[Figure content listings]

>> START

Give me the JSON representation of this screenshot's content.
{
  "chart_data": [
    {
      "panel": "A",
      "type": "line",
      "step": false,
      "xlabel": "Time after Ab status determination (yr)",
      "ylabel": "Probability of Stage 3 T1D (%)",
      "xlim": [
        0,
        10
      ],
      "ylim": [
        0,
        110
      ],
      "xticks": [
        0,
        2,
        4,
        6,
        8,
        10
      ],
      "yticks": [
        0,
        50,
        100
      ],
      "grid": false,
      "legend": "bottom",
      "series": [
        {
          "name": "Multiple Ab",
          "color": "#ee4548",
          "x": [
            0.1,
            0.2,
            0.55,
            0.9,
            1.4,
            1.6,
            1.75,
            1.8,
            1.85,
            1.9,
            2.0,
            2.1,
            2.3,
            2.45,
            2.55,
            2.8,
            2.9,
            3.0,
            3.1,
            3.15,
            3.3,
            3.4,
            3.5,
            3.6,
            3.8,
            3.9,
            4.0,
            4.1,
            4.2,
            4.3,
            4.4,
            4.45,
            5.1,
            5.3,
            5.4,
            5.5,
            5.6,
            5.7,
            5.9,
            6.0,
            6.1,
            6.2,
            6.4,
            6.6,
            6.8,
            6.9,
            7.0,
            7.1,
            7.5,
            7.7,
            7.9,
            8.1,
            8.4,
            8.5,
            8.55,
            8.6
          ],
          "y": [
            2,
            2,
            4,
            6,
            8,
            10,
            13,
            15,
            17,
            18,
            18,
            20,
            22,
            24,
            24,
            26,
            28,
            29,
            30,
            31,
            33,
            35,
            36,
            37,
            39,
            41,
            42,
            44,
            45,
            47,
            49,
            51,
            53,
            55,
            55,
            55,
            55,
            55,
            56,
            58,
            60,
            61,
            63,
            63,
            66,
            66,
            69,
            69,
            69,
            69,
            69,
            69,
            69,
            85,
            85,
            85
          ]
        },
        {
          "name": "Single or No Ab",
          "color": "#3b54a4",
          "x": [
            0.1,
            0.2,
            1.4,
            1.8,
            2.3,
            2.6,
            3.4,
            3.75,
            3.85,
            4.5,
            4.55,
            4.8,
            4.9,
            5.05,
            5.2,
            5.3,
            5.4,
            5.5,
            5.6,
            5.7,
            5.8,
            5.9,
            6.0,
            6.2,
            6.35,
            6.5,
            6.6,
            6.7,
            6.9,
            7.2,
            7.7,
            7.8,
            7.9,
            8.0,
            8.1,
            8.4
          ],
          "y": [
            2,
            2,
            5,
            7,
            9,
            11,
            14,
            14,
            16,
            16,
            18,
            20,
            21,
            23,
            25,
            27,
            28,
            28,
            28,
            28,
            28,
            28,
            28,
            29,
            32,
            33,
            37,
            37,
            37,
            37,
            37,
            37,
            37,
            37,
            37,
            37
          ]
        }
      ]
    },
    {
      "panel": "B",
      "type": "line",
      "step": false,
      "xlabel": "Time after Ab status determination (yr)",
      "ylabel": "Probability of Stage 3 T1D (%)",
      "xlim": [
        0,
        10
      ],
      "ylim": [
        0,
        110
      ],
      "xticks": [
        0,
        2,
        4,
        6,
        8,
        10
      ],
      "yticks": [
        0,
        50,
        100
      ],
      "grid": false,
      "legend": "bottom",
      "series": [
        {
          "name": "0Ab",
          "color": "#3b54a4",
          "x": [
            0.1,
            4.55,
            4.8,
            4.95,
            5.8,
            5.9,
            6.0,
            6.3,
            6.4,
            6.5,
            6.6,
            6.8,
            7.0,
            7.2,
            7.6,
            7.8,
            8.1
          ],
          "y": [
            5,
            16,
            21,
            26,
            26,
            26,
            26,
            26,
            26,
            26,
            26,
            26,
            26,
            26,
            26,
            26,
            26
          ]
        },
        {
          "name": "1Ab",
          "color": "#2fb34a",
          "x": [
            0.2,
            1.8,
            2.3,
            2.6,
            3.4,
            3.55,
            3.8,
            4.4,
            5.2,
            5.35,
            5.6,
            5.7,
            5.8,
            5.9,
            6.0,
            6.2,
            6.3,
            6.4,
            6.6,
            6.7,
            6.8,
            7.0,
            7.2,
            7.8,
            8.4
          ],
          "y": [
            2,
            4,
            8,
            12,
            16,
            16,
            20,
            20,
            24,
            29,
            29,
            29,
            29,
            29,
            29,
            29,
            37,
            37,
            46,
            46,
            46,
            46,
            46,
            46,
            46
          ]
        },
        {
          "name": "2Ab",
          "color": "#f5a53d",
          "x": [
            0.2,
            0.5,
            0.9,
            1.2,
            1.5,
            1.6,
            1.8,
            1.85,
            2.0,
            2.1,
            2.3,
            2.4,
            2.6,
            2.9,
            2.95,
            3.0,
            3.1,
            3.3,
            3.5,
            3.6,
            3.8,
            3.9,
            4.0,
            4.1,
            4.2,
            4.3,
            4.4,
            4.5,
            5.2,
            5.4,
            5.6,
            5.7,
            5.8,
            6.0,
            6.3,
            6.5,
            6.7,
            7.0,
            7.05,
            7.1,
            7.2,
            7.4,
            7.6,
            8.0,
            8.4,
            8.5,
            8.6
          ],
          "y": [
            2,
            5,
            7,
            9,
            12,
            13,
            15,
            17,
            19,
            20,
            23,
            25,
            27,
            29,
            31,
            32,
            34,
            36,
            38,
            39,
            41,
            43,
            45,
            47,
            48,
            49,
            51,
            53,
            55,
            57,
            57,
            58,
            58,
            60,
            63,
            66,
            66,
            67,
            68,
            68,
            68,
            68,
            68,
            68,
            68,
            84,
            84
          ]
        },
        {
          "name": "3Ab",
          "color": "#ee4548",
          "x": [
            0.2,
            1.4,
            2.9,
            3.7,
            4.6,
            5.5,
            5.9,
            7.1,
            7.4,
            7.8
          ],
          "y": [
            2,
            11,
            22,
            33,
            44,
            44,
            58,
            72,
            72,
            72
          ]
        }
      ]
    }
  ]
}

>> END

**What the exercise asks:** Please give back all of the records exactly as written.

**Solution:**
Give me the JSON representation of this screenshot's content.
{
  "chart_data": [
    {
      "panel": "A",
      "type": "line",
      "step": false,
      "xlabel": "Time after Ab status determination (yr)",
      "ylabel": "Probability of Stage 3 T1D (%)",
      "xlim": [
        0,
        10
      ],
      "ylim": [
        0,
        110
      ],
      "xticks": [
        0,
        2,
        4,
        6,
        8,
        10
      ],
      "yticks": [
        0,
        50,
        100
      ],
      "grid": false,
      "legend": "bottom",
      "series": [
        {
          "name": "Multiple Ab",
          "color": "#ee4548",
          "x": [
            0.1,
            0.2,
            0.55,
            0.9,
            1.4,
            1.6,
            1.75,
            1.8,
            1.85,
            1.9,
            2.0,
            2.1,
            2.3,
            2.45,
            2.55,
            2.8,
            2.9,
            3.0,
            3.1,
            3.15,
            3.3,
            3.4,
            3.5,
            3.6,
            3.8,
            3.9,
            4.0,
            4.1,
            4.2,
            4.3,
            4.4,
            4.45,
            5.1,
            5.3,
            5.4,
            5.5,
            5.6,
            5.7,
            5.9,
            6.0,
            6.1,
            6.2,
            6.4,
            6.6,
            6.8,
            6.9,
            7.0,
            7.1,
            7.5,
            7.7,
            7.9,
            8.1,
            8.4,
            8.5,
            8.55,
            8.6
          ],
          "y": [
            2,
            2,
            4,
            6,
            8,
            10,
            13,
            15,
            17,
            18,
            18,
            20,
            22,
            24,
            24,
            26,
            28,
            29,
            30,
            31,
            33,
            35,
            36,
            37,
            39,
            41,
            42,
            44,
            45,
            47,
            49,
            51,
            53,
            55,
            55,
            55,
            55,
            55,
            56,
            58,
            60,
            61,
            63,
            63,
            66,
            66,
            69,
            69,
            69,
            69,
            69,
            69,
            69,
            85,
            85,
            85
          ]
        },
        {
          "name": "Single or No Ab",
          "color": "#3b54a4",
          "x": [
            0.1,
            0.2,
            1.4,
            1.8,
            2.3,
            2.6,
            3.4,
            3.75,
            3.85,
            4.5,
            4.55,
            4.8,
            4.9,
            5.05,
            5.2,
            5.3,
            5.4,
            5.5,
            5.6,
            5.7,
            5.8,
            5.9,
            6.0,
            6.2,
            6.35,
            6.5,
            6.6,
            6.7,
            6.9,
            7.2,
            7.7,
            7.8,
            7.9,
            8.0,
            8.1,
            8.4
          ],
          "y": [
            2,
            2,
            5,
            7,
            9,
            11,
            14,
            14,
            16,
            16,
            18,
            20,
            21,
            23,
            25,
            27,
            28,
            28,
            28,
            28,
            28,
            28,
            28,
            29,
            32,
            33,
            37,
            37,
            37,
            37,
            37,
            37,
            37,
            37,
            37,
            37
          ]
        }
      ]
    },
    {
      "panel": "B",
      "type": "line",
      "step": false,
      "xlabel": "Time after Ab status determination (yr)",
      "ylabel": "Probability of Stage 3 T1D (%)",
      "xlim": [
        0,
        10
      ],
      "ylim": [
        0,
        110
      ],
      "xticks": [
        0,
        2,
        4,
        6,
        8,
        10
      ],
      "yticks": [
        0,
        50,
        100
      ],
      "grid": false,
      "legend": "bottom",
      "series": [
        {
          "name": "0Ab",
          "color": "#3b54a4",
          "x": [
            0.1,
            4.55,
            4.8,
            4.95,
            5.8,
            5.9,
            6.0,
            6.3,
            6.4,
            6.5,
            6.6,
            6.8,
            7.0,
            7.2,
            7.6,
            7.8,
            8.1
          ],
          "y": [
            5,
            16,
            21,
            26,
            26,
            26,
            26,
            26,
            26,
            26,
            26,
            26,
            26,
            26,
            26,
            26,
            26
          ]
        },
        {
          "name": "1Ab",
          "color": "#2fb34a",
          "x": [
            0.2,
            1.8,
            2.3,
            2.6,
            3.4,
            3.55,
            3.8,
            4.4,
            5.2,
            5.35,
            5.6,
            5.7,
            5.8,
            5.9,
            6.0,
            6.2,
            6.3,
            6.4,
            6.6,
            6.7,
            6.8,
            7.0,
            7.2,
            7.8,
            8.4
          ],
          "y": [
            2,
            4,
            8,
            12,
            16,
            16,
            20,
            20,
            24,
            29,
            29,
            29,
            29,
            29,
            29,
            29,
            37,
            37,
            46,
            46,
            46,
            46,
            46,
            46,
            46
          ]
        },
        {
          "name": "2Ab",
          "color": "#f5a53d",
          "x": [
            0.2,
            0.5,
            0.9,
            1.2,
            1.5,
            1.6,
            1.8,
            1.85,
            2.0,
            2.1,
            2.3,
            2.4,
            2.6,
            2.9,
            2.95,
            3.0,
            3.1,
            3.3,
            3.5,
            3.6,
            3.8,
            3.9,
            4.0,
            4.1,
            4.2,
            4.3,
            4.4,
            4.5,
            5.2,
            5.4,
            5.6,
            5.7,
            5.8,
            6.0,
            6.3,
            6.5,
            6.7,
            7.0,
            7.05,
            7.1,
            7.2,
            7.4,
            7.6,
            8.0,
            8.4,
            8.5,
            8.6
          ],
          "y": [
            2,
            5,
            7,
            9,
            12,
            13,
            15,
            17,
            19,
            20,
            23,
            25,
            27,
            29,
            31,
            32,
            34,
            36,
            38,
            39,
            41,
            43,
            45,
            47,
            48,
            49,
            51,
            53,
            55,
            57,
            57,
            58,
            58,
            60,
            63,
            66,
            66,
            67,
            68,
            68,
            68,
            68,
            68,
            68,
            68,
            84,
            84
          ]
        },
        {
          "name": "3Ab",
          "color": "#ee4548",
          "x": [
            0.2,
            1.4,
            2.9,
            3.7,
            4.6,
            5.5,
            5.9,
            7.1,
            7.4,
            7.8
          ],
          "y": [
            2,
            11,
            22,
            33,
            44,
            44,
            58,
            72,
            72,
            72
          ]
        }
      ]
    }
  ]
}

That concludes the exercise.